Check every line of the data below for the string "Entretien", and copy the ones that hold it.

§

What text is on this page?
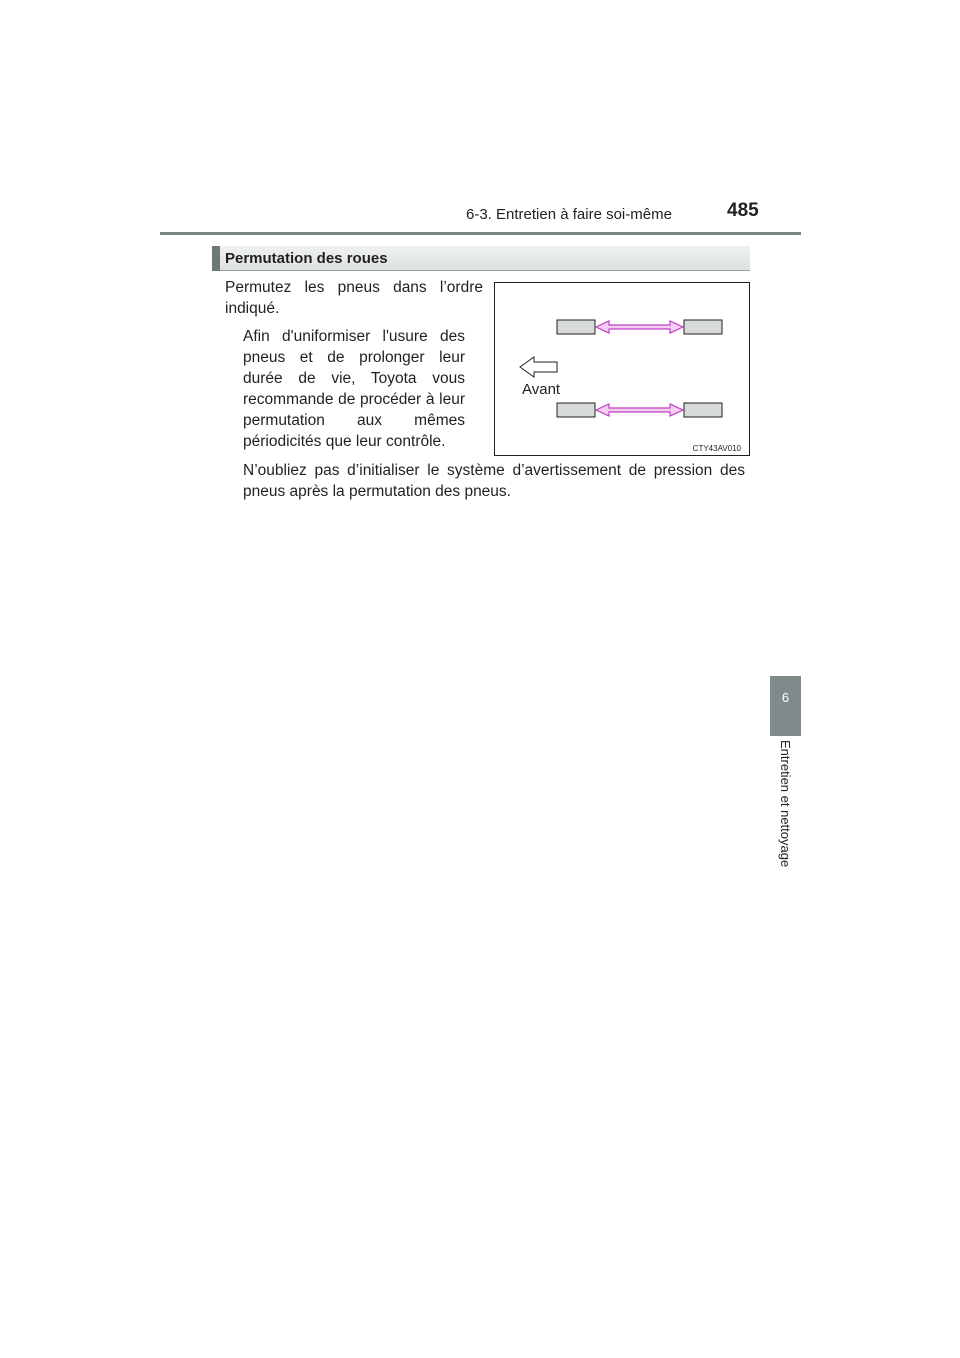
6-3. Entretien à faire soi-même	485
6
Entretien et nettoyage
Permutation des roues
Permutez les pneus dans l’ordre indiqué.
Afin d'uniformiser l'usure des pneus et de prolonger leur durée de vie, Toyota vous recommande de procéder à leur permutation aux mêmes périodicités que leur contrôle.
N’oubliez pas d’initialiser le système d’avertissement de pression des pneus après la permutation des pneus.
Avant
CTY43AV010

§

__SOLUTION TO THIS EXERCISE__.
6-3. Entretien à faire soi-même	485
Entretien et nettoyage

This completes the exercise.